Records:
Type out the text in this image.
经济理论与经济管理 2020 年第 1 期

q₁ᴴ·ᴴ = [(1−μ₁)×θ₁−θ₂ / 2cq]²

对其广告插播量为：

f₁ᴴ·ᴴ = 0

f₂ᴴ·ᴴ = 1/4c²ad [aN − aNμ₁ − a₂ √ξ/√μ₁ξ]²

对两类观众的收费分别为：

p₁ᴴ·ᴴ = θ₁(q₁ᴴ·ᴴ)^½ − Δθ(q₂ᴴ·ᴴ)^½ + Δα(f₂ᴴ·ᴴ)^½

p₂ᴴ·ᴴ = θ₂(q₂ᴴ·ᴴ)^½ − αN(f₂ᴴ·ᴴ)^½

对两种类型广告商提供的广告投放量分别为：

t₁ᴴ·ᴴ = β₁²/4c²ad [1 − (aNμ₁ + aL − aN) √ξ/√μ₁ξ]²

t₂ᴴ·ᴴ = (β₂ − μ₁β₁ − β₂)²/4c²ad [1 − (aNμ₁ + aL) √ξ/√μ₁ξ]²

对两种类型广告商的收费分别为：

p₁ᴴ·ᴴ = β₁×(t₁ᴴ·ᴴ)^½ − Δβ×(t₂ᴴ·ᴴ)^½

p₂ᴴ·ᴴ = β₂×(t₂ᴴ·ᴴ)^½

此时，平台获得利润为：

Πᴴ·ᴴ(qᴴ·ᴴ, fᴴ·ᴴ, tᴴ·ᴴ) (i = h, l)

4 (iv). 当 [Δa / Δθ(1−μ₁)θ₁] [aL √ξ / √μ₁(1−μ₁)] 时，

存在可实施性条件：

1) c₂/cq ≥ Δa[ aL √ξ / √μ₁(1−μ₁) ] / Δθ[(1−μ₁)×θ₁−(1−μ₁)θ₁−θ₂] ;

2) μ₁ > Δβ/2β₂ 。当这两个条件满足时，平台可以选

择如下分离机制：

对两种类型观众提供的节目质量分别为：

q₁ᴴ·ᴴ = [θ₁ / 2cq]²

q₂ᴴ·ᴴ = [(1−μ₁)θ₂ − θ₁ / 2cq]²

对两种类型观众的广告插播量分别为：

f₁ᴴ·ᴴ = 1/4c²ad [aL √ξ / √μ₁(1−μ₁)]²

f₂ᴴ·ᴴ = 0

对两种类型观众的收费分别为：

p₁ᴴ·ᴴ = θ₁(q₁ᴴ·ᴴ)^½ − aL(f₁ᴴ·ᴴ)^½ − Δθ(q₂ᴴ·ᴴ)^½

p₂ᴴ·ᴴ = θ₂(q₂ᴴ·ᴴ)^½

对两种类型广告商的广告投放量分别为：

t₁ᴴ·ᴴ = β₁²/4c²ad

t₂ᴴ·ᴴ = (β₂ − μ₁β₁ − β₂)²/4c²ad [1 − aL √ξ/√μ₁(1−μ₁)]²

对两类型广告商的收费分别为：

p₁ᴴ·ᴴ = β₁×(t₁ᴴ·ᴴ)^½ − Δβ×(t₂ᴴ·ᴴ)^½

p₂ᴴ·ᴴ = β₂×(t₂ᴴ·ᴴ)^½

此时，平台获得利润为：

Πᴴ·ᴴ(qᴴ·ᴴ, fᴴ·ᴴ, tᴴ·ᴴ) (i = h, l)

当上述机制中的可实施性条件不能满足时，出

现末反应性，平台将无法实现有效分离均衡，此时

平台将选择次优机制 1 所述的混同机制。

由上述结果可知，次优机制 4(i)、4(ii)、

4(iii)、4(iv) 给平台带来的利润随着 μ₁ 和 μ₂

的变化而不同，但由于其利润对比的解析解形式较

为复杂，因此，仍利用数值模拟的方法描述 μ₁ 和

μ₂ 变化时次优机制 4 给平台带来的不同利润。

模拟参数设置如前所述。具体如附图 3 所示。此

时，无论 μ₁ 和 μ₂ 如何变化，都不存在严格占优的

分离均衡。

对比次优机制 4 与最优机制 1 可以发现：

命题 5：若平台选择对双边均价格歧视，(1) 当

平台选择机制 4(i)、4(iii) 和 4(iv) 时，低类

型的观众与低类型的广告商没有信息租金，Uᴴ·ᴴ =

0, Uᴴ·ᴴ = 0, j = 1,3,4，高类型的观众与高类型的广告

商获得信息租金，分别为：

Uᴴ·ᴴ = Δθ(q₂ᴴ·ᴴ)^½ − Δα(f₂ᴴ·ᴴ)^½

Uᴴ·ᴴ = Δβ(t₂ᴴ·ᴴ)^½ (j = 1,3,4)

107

## TASK PROMPT
Copy out every entry again, exactly as it was given.

## EXERCISE ANSWER
Type out the text in this image.
经济理论与经济管理 2020 年第 1 期

q₁ᴴ·ᴴ = [(1−μ₁)×θ₁−θ₂ / 2cq]²

对其广告插播量为：

f₁ᴴ·ᴴ = 0

f₂ᴴ·ᴴ = 1/4c²ad [aN − aNμ₁ − a₂ √ξ/√μ₁ξ]²

对两类观众的收费分别为：

p₁ᴴ·ᴴ = θ₁(q₁ᴴ·ᴴ)^½ − Δθ(q₂ᴴ·ᴴ)^½ + Δα(f₂ᴴ·ᴴ)^½

p₂ᴴ·ᴴ = θ₂(q₂ᴴ·ᴴ)^½ − αN(f₂ᴴ·ᴴ)^½

对两种类型广告商提供的广告投放量分别为：

t₁ᴴ·ᴴ = β₁²/4c²ad [1 − (aNμ₁ + aL − aN) √ξ/√μ₁ξ]²

t₂ᴴ·ᴴ = (β₂ − μ₁β₁ − β₂)²/4c²ad [1 − (aNμ₁ + aL) √ξ/√μ₁ξ]²

对两种类型广告商的收费分别为：

p₁ᴴ·ᴴ = β₁×(t₁ᴴ·ᴴ)^½ − Δβ×(t₂ᴴ·ᴴ)^½

p₂ᴴ·ᴴ = β₂×(t₂ᴴ·ᴴ)^½

此时，平台获得利润为：

Πᴴ·ᴴ(qᴴ·ᴴ, fᴴ·ᴴ, tᴴ·ᴴ) (i = h, l)

4 (iv). 当 [Δa / Δθ(1−μ₁)θ₁] [aL √ξ / √μ₁(1−μ₁)] 时，

存在可实施性条件：

1) c₂/cq ≥ Δa[ aL √ξ / √μ₁(1−μ₁) ] / Δθ[(1−μ₁)×θ₁−(1−μ₁)θ₁−θ₂] ;

2) μ₁ > Δβ/2β₂ 。当这两个条件满足时，平台可以选

择如下分离机制：

对两种类型观众提供的节目质量分别为：

q₁ᴴ·ᴴ = [θ₁ / 2cq]²

q₂ᴴ·ᴴ = [(1−μ₁)θ₂ − θ₁ / 2cq]²

对两种类型观众的广告插播量分别为：

f₁ᴴ·ᴴ = 1/4c²ad [aL √ξ / √μ₁(1−μ₁)]²

f₂ᴴ·ᴴ = 0

对两种类型观众的收费分别为：

p₁ᴴ·ᴴ = θ₁(q₁ᴴ·ᴴ)^½ − aL(f₁ᴴ·ᴴ)^½ − Δθ(q₂ᴴ·ᴴ)^½

p₂ᴴ·ᴴ = θ₂(q₂ᴴ·ᴴ)^½

对两种类型广告商的广告投放量分别为：

t₁ᴴ·ᴴ = β₁²/4c²ad

t₂ᴴ·ᴴ = (β₂ − μ₁β₁ − β₂)²/4c²ad [1 − aL √ξ/√μ₁(1−μ₁)]²

对两类型广告商的收费分别为：

p₁ᴴ·ᴴ = β₁×(t₁ᴴ·ᴴ)^½ − Δβ×(t₂ᴴ·ᴴ)^½

p₂ᴴ·ᴴ = β₂×(t₂ᴴ·ᴴ)^½

此时，平台获得利润为：

Πᴴ·ᴴ(qᴴ·ᴴ, fᴴ·ᴴ, tᴴ·ᴴ) (i = h, l)

当上述机制中的可实施性条件不能满足时，出

现末反应性，平台将无法实现有效分离均衡，此时

平台将选择次优机制 1 所述的混同机制。

由上述结果可知，次优机制 4(i)、4(ii)、

4(iii)、4(iv) 给平台带来的利润随着 μ₁ 和 μ₂

的变化而不同，但由于其利润对比的解析解形式较

为复杂，因此，仍利用数值模拟的方法描述 μ₁ 和

μ₂ 变化时次优机制 4 给平台带来的不同利润。

模拟参数设置如前所述。具体如附图 3 所示。此

时，无论 μ₁ 和 μ₂ 如何变化，都不存在严格占优的

分离均衡。

对比次优机制 4 与最优机制 1 可以发现：

命题 5：若平台选择对双边均价格歧视，(1) 当

平台选择机制 4(i)、4(iii) 和 4(iv) 时，低类

型的观众与低类型的广告商没有信息租金，Uᴴ·ᴴ =

0, Uᴴ·ᴴ = 0, j = 1,3,4，高类型的观众与高类型的广告

商获得信息租金，分别为：

Uᴴ·ᴴ = Δθ(q₂ᴴ·ᴴ)^½ − Δα(f₂ᴴ·ᴴ)^½

Uᴴ·ᴴ = Δβ(t₂ᴴ·ᴴ)^½ (j = 1,3,4)

107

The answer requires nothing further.